+++ Excerpted passage
I'm using PyOBEX to exchange binary files (e.g. images etc.) between my computer (Windows 7) and my phone (Android). However, when I use get()
to get a file from my phone, it arrives on my computer as a str
. I tried using the chardet
module to find out what encoding to use to decode it and eventually turn it into a binary file, but it returned None
. type()
says that it's a str
.
The code is the following:
import bluetooth
import BTDeviceFinder
import PyOBEX.client
name = "myDevice"
address = BTDeviceFinder.find_by_name(name)
port = BTDeviceFinder.find_port(address)
client = PyOBEX.client.BrowserClient(address, port)
client.connect()
a, b = client.get("pic.jpg")
++++++
+++ Provided records
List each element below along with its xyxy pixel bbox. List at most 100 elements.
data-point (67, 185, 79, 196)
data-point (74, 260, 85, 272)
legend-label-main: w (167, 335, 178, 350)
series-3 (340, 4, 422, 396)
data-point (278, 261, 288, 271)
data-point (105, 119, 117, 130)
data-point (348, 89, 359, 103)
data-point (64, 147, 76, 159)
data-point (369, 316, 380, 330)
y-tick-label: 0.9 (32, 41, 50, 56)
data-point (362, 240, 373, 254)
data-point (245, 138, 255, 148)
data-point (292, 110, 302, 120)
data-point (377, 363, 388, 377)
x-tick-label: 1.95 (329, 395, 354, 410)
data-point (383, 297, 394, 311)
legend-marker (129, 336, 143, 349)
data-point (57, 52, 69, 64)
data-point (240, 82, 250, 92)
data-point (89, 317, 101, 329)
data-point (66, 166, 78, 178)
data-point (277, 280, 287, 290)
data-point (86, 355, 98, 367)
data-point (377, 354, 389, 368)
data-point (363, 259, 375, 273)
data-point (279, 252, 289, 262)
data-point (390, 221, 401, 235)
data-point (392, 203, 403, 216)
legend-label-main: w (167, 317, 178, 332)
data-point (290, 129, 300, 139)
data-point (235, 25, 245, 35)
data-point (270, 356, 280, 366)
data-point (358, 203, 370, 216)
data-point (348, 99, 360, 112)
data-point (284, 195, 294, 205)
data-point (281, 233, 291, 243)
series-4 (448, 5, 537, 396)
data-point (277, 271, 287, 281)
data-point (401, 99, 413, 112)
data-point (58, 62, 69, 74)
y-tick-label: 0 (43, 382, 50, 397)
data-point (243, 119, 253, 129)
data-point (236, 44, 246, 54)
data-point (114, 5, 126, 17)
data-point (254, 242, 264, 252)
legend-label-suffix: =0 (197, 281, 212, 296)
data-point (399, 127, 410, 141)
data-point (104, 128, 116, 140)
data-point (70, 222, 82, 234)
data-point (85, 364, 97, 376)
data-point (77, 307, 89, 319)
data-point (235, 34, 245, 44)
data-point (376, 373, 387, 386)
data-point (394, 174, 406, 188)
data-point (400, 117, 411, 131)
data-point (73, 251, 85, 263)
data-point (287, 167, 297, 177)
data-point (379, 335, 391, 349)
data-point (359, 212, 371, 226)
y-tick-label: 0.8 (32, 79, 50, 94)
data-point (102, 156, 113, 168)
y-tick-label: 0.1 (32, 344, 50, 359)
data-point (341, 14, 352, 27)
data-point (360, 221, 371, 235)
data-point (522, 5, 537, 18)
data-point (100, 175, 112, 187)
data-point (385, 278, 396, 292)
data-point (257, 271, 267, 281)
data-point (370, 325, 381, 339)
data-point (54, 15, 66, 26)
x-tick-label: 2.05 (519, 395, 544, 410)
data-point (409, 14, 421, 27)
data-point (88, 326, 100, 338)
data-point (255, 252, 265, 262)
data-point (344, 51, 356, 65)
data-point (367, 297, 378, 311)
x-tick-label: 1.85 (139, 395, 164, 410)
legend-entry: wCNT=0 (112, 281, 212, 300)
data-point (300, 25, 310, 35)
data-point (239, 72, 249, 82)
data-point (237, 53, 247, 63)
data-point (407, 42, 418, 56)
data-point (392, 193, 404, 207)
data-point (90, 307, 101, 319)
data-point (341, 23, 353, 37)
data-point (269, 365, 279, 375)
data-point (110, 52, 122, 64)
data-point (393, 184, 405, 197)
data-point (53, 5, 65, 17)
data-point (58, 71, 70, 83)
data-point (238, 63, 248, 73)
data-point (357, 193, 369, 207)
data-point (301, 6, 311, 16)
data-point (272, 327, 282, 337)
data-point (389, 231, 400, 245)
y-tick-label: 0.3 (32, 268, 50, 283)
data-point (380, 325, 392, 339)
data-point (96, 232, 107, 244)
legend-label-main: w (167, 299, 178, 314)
++++++
### [Tasks]
**A)** In the PyOBEX question, what did the chardet module return when it was used to find the encoding of the received file?
**B)** Repeat the part of the PyOBEX question that opens with the words containing "to get a file" and closes with "client = PyOBEX.client.BrowserClient(address, port)".

### [Expected outputs]
**A)** It returned None.

**B)**
to get a file from my phone, it arrives on my computer as a str
. I tried using the chardet
module to find out what encoding to use to decode it and eventually turn it into a binary file, but it returned None
. type()
says that it's a str
.
The code is the following:
import bluetooth
import BTDeviceFinder
import PyOBEX.client
name = "myDevice"
address = BTDeviceFinder.find_by_name(name)
port = BTDeviceFinder.find_port(address)
client = PyOBEX.client.BrowserClient(address, port)